» INFORMATION PROVIDED:
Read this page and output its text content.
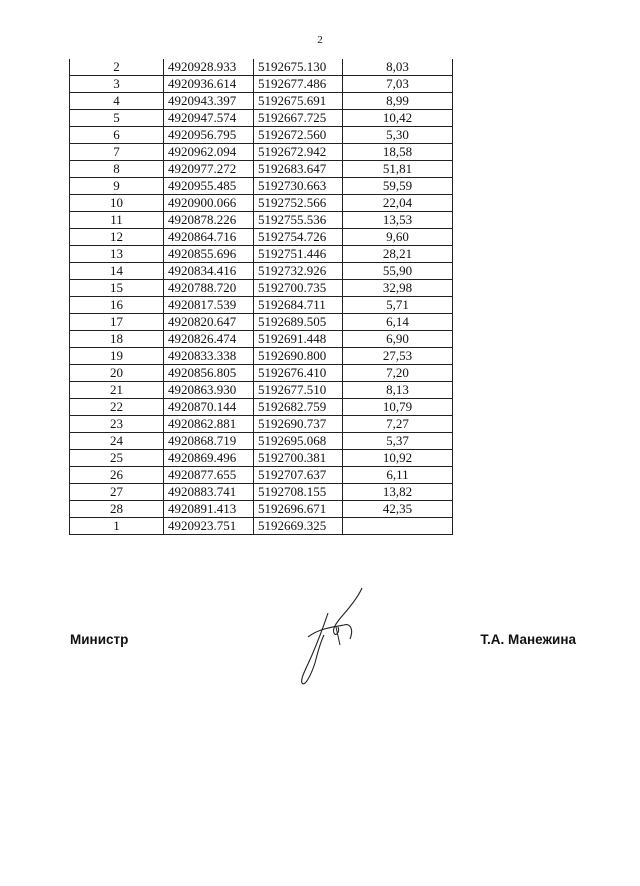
2
2	4920928.933	5192675.130	8,03
3	4920936.614	5192677.486	7,03
4	4920943.397	5192675.691	8,99
5	4920947.574	5192667.725	10,42
6	4920956.795	5192672.560	5,30
7	4920962.094	5192672.942	18,58
8	4920977.272	5192683.647	51,81
9	4920955.485	5192730.663	59,59
10	4920900.066	5192752.566	22,04
11	4920878.226	5192755.536	13,53
12	4920864.716	5192754.726	9,60
13	4920855.696	5192751.446	28,21
14	4920834.416	5192732.926	55,90
15	4920788.720	5192700.735	32,98
16	4920817.539	5192684.711	5,71
17	4920820.647	5192689.505	6,14
18	4920826.474	5192691.448	6,90
19	4920833.338	5192690.800	27,53
20	4920856.805	5192676.410	7,20
21	4920863.930	5192677.510	8,13
22	4920870.144	5192682.759	10,79
23	4920862.881	5192690.737	7,27
24	4920868.719	5192695.068	5,37
25	4920869.496	5192700.381	10,92
26	4920877.655	5192707.637	6,11
27	4920883.741	5192708.155	13,82
28	4920891.413	5192696.671	42,35
1	4920923.751	5192669.325	
Министр	Т.А. Манежина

» EXERCISE OBJECTIVE:
Give every line back word for word and leave the pictures out.

» REPLY:
Read this page and output its text content.
2
2	4920928.933	5192675.130	8,03
3	4920936.614	5192677.486	7,03
4	4920943.397	5192675.691	8,99
5	4920947.574	5192667.725	10,42
6	4920956.795	5192672.560	5,30
7	4920962.094	5192672.942	18,58
8	4920977.272	5192683.647	51,81
9	4920955.485	5192730.663	59,59
10	4920900.066	5192752.566	22,04
11	4920878.226	5192755.536	13,53
12	4920864.716	5192754.726	9,60
13	4920855.696	5192751.446	28,21
14	4920834.416	5192732.926	55,90
15	4920788.720	5192700.735	32,98
16	4920817.539	5192684.711	5,71
17	4920820.647	5192689.505	6,14
18	4920826.474	5192691.448	6,90
19	4920833.338	5192690.800	27,53
20	4920856.805	5192676.410	7,20
21	4920863.930	5192677.510	8,13
22	4920870.144	5192682.759	10,79
23	4920862.881	5192690.737	7,27
24	4920868.719	5192695.068	5,37
25	4920869.496	5192700.381	10,92
26	4920877.655	5192707.637	6,11
27	4920883.741	5192708.155	13,82
28	4920891.413	5192696.671	42,35
1	4920923.751	5192669.325	
Министр	Т.А. Манежина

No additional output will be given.